### Input records ###

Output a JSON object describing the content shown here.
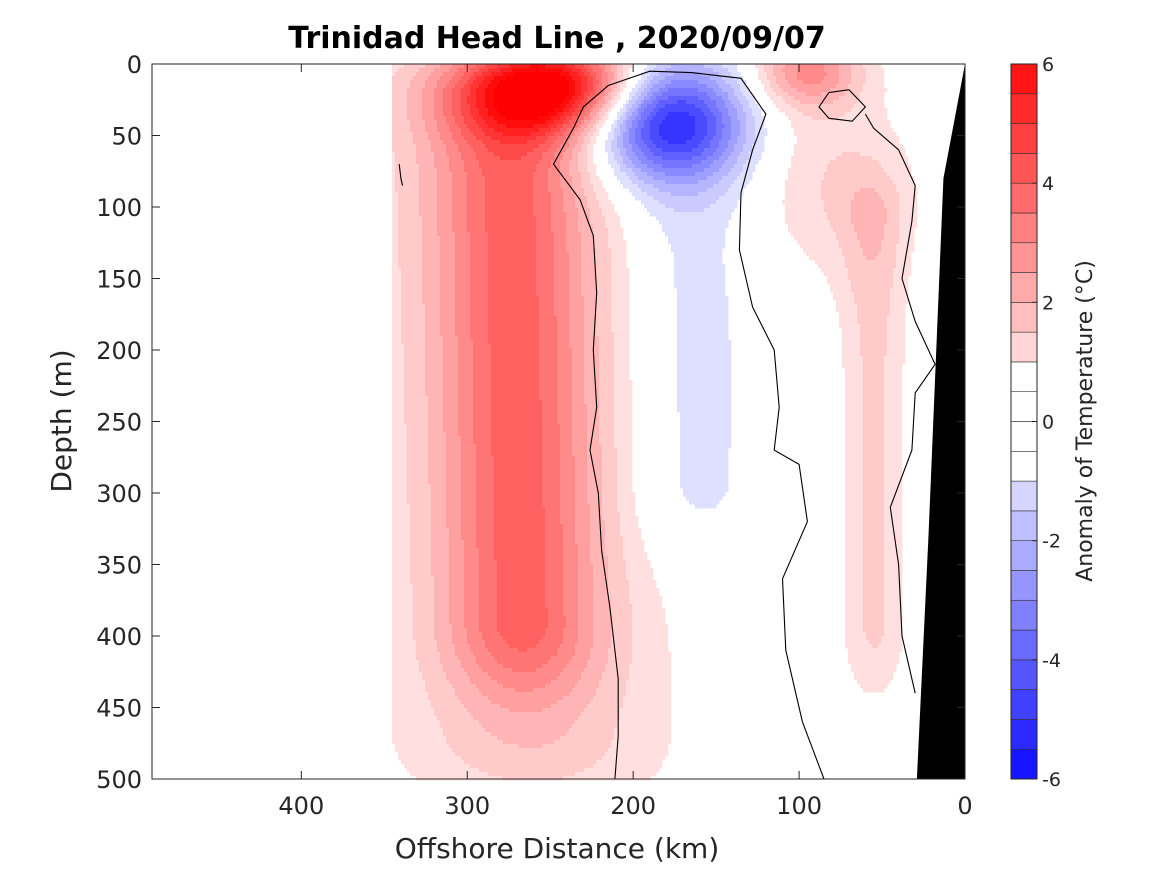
{
  "chart_data": {
    "type": "heatmap",
    "subtype": "filled-contour-section",
    "title": "Trinidad Head Line , 2020/09/07",
    "xlabel": "Offshore Distance (km)",
    "ylabel": "Depth (m)",
    "xlim": [
      490,
      0
    ],
    "ylim": [
      0,
      500
    ],
    "x_reversed": true,
    "y_reversed": true,
    "x_ticks": [
      400,
      300,
      200,
      100,
      0
    ],
    "x_tick_labels": [
      "400",
      "300",
      "200",
      "100",
      "0"
    ],
    "y_ticks": [
      0,
      50,
      100,
      150,
      200,
      250,
      300,
      350,
      400,
      450,
      500
    ],
    "y_tick_labels": [
      "0",
      "50",
      "100",
      "150",
      "200",
      "250",
      "300",
      "350",
      "400",
      "450",
      "500"
    ],
    "grid": false,
    "colorbar": {
      "label": "Anomaly of Temperature (°C)",
      "limits": [
        -6,
        6
      ],
      "level_step": 0.5,
      "ticks": [
        -6,
        -4,
        -2,
        0,
        2,
        4,
        6
      ],
      "tick_labels": [
        "-6",
        "-4",
        "-2",
        "0",
        "2",
        "4",
        "6"
      ],
      "colormap": "blue-white-red",
      "colors": {
        "negative": "#0000ff",
        "zero": "#ffffff",
        "positive": "#ff0000"
      }
    },
    "zero_contour_color": "#000000",
    "bathymetry_color": "#000000",
    "features": [
      {
        "name": "warm surface core",
        "x_km": 250,
        "depth_m": 15,
        "anomaly": 5.5
      },
      {
        "name": "warm subsurface band",
        "x_km": 275,
        "depth_range_m": [
          50,
          390
        ],
        "anomaly": 2.5
      },
      {
        "name": "cold subsurface core",
        "x_km": 180,
        "depth_m": 38,
        "anomaly": -5
      },
      {
        "name": "weak cold tongue",
        "x_km": 165,
        "depth_range_m": [
          100,
          290
        ],
        "anomaly": -0.8
      },
      {
        "name": "warm surface patch",
        "x_km": 95,
        "depth_m": 5,
        "anomaly": 2.5
      },
      {
        "name": "weak warm nearshore band",
        "x_km": 55,
        "depth_range_m": [
          110,
          390
        ],
        "anomaly": 1
      }
    ],
    "bathymetry": {
      "x_km": [
        0,
        0,
        8,
        14,
        20,
        25,
        25
      ],
      "depth_m": [
        0,
        500,
        500,
        330,
        100,
        500,
        500
      ]
    }
  }
}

###

◆ Written request
Copy each line above where the string "weak" occurs.

◆ Result for this task
        "name": "weak cold tongue",
        "name": "weak warm nearshore band",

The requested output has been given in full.